• **Exercise aim**:
For every line in the data below that contains "sites", copy the line.

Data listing

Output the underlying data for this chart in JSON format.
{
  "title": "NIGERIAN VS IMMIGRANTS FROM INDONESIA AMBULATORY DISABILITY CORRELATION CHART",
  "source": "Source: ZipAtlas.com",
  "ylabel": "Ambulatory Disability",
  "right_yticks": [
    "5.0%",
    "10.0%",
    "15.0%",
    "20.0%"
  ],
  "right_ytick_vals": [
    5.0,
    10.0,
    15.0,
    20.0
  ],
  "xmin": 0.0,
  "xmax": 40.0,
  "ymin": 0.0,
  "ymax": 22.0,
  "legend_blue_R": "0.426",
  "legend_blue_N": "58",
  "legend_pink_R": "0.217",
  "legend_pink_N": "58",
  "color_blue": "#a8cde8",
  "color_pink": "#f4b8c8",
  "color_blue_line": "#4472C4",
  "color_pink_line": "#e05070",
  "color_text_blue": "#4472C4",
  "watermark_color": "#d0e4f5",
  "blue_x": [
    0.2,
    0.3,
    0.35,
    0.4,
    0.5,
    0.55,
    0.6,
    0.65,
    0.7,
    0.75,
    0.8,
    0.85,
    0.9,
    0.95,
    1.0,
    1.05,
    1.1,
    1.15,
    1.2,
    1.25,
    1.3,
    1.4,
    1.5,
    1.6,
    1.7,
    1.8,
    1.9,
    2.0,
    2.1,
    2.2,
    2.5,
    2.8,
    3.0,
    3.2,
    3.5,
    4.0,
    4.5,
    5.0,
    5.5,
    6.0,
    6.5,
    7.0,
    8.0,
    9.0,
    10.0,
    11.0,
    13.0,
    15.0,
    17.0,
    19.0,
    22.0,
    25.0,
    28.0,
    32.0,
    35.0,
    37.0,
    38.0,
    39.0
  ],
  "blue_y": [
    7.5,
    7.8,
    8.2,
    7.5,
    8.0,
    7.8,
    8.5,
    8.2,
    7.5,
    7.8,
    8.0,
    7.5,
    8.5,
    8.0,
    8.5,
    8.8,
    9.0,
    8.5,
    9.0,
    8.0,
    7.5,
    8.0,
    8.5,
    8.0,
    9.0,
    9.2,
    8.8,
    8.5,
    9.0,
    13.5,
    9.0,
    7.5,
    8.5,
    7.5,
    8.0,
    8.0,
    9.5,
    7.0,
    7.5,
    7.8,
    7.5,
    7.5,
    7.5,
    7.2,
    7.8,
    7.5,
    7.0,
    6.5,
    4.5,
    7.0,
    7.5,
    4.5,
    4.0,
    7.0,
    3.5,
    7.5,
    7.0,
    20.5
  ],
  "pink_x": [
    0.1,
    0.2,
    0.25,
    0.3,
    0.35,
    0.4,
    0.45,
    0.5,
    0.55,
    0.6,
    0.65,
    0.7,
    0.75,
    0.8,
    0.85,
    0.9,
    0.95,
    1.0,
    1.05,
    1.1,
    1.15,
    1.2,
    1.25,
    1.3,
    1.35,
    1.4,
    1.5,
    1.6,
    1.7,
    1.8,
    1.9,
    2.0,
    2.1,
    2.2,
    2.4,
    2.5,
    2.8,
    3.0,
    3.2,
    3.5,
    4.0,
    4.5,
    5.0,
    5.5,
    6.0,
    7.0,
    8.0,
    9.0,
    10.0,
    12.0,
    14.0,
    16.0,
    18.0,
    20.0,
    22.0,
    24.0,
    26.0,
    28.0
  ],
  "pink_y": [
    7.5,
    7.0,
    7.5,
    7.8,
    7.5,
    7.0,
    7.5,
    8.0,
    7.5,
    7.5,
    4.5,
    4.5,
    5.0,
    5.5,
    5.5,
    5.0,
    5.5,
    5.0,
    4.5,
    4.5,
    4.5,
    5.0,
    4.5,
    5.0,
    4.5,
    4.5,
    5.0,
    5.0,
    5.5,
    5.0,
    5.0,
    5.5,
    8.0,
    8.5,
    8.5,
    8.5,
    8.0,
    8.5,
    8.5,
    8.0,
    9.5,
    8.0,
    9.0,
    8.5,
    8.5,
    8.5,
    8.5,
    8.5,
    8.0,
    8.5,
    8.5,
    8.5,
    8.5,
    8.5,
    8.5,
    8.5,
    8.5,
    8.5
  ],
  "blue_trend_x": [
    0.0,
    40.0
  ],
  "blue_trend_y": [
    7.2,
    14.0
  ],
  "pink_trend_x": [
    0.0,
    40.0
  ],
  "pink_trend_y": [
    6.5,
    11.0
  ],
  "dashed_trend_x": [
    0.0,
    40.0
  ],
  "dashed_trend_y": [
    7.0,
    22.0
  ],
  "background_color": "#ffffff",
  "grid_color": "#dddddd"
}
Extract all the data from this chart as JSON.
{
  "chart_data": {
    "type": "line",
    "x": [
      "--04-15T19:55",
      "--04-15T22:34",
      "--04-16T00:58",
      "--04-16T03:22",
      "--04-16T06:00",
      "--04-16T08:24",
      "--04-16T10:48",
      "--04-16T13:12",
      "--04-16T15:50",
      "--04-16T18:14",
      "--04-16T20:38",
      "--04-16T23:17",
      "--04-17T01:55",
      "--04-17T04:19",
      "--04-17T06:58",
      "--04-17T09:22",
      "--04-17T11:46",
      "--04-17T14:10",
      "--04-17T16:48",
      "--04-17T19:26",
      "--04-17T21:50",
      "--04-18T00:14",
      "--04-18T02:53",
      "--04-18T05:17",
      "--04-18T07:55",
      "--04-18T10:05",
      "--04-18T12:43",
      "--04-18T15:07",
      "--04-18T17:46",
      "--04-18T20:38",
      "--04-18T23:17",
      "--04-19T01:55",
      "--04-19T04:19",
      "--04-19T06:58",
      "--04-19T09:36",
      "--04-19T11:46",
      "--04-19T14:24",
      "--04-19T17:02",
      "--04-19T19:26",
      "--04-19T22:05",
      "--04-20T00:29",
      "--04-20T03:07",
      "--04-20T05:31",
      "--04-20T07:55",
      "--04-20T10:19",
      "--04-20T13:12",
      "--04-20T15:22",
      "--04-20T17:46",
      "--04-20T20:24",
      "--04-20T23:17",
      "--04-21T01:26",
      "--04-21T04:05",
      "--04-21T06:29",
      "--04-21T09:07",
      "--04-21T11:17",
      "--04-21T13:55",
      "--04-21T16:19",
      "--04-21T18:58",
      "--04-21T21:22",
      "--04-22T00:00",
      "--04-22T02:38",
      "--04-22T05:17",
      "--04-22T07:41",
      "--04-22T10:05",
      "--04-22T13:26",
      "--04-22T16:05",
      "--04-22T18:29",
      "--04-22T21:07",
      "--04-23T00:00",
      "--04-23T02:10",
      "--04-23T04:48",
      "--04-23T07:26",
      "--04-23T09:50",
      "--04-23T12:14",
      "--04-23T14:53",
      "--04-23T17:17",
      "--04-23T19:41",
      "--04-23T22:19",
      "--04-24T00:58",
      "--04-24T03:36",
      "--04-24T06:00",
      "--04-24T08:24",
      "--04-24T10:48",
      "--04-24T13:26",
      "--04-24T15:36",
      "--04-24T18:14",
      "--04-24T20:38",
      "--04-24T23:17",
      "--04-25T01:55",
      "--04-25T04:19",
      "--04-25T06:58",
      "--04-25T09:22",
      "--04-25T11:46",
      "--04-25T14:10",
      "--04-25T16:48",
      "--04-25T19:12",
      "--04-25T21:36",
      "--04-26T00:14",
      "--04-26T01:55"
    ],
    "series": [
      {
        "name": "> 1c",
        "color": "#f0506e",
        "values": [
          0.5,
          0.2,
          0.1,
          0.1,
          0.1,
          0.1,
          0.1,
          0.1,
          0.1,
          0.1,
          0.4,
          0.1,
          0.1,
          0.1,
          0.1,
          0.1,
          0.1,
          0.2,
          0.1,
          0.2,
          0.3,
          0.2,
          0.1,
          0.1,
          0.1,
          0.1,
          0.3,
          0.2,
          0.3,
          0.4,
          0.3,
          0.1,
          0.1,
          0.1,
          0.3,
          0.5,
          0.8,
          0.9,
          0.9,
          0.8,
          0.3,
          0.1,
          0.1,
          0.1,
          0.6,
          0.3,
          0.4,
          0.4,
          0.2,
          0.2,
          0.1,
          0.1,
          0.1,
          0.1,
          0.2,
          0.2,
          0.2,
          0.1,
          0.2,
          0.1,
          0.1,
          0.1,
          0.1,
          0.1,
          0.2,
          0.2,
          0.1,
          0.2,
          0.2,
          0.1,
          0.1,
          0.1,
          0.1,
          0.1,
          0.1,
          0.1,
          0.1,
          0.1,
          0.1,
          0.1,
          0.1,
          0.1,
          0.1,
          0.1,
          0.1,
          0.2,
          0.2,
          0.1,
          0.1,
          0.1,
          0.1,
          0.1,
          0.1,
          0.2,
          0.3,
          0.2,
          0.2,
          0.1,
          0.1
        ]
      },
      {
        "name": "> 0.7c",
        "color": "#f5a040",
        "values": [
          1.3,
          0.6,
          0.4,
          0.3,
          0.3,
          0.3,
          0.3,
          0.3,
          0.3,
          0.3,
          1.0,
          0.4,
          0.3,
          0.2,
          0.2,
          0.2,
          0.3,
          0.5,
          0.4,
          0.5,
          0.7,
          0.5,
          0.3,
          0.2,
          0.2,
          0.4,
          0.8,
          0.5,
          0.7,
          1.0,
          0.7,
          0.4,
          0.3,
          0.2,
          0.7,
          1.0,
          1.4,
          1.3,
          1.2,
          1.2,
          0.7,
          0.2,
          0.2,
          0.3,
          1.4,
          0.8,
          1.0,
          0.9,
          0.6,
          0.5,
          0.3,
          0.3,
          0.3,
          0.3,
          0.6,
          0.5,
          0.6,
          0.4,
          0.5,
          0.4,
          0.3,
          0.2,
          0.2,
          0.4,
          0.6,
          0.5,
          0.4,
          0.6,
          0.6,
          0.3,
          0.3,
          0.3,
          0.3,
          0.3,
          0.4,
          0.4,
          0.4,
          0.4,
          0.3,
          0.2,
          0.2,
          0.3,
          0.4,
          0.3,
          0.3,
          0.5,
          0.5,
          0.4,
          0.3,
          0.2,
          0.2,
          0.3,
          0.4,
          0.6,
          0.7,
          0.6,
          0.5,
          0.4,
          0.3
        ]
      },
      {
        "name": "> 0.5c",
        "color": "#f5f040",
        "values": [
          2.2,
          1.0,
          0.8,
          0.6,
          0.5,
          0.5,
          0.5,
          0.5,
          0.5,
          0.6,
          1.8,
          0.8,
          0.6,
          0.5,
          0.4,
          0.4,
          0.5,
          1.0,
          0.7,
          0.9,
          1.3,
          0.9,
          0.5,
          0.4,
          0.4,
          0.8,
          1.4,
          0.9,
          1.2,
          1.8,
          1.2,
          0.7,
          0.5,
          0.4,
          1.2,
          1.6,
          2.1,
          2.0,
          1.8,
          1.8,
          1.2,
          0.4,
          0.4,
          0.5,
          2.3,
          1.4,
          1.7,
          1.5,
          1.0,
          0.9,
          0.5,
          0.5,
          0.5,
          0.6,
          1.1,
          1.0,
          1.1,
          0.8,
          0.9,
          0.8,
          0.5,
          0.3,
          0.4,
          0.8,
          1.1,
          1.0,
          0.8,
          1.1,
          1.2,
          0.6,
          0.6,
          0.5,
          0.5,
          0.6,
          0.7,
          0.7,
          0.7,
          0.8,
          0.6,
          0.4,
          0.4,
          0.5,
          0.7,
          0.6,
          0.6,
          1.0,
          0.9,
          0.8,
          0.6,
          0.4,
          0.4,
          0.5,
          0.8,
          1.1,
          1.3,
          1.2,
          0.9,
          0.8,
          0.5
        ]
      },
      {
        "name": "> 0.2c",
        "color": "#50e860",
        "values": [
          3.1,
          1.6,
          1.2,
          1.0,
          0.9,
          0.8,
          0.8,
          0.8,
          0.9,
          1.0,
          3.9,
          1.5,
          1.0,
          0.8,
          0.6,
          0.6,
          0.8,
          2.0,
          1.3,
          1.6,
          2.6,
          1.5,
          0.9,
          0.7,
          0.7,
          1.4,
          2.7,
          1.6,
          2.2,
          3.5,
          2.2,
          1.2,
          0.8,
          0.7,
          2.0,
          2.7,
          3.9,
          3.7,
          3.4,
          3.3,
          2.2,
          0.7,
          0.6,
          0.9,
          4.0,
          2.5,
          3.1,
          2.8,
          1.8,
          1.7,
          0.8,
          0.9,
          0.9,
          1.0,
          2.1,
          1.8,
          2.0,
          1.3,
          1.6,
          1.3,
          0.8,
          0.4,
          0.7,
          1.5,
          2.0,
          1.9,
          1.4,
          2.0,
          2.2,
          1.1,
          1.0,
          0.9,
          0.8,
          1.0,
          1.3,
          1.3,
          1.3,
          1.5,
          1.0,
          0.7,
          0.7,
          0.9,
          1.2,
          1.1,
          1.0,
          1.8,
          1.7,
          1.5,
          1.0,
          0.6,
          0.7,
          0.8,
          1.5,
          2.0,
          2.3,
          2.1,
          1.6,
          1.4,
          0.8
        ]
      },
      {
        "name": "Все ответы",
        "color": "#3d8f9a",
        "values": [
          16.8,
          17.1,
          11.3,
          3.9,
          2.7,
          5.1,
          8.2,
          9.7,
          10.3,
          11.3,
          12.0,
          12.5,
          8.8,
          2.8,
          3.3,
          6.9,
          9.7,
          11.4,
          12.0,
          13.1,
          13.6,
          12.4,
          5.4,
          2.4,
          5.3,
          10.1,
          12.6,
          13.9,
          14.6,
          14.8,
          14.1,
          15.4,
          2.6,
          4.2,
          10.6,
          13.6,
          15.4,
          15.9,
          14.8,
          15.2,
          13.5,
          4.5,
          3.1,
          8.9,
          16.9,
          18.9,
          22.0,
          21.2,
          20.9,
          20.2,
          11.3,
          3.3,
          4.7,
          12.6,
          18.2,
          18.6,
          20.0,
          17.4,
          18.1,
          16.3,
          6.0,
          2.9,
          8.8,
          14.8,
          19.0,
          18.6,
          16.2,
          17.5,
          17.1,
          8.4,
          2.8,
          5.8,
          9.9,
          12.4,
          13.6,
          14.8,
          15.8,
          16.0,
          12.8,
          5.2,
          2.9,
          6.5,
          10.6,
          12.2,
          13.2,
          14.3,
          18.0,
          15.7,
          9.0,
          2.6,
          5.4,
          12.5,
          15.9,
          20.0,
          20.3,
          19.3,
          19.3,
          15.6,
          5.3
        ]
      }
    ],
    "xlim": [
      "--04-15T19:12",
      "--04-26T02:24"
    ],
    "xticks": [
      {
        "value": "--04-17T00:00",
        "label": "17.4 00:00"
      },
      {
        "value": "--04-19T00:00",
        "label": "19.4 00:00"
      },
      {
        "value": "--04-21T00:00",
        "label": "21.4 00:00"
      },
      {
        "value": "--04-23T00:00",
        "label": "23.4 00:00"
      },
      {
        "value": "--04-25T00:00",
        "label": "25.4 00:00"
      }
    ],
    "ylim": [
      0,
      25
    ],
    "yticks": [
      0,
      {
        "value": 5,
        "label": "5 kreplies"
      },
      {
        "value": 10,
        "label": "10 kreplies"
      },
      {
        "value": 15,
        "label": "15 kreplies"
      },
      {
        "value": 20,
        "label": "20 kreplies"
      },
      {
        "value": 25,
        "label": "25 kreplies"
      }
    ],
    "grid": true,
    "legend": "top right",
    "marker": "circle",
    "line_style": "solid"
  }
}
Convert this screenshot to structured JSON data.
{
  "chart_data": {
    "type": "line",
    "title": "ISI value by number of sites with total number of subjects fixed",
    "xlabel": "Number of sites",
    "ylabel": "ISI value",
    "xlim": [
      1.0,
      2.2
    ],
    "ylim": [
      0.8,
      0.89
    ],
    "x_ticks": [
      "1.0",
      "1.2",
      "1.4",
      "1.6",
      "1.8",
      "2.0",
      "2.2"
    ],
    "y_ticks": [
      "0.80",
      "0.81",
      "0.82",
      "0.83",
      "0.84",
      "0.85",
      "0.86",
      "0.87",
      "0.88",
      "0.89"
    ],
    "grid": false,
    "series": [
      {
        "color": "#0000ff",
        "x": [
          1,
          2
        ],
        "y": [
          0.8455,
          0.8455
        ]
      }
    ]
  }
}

• **Task answer**:
    "title": "ISI value by number of sites with total number of subjects fixed",
    "xlabel": "Number of sites",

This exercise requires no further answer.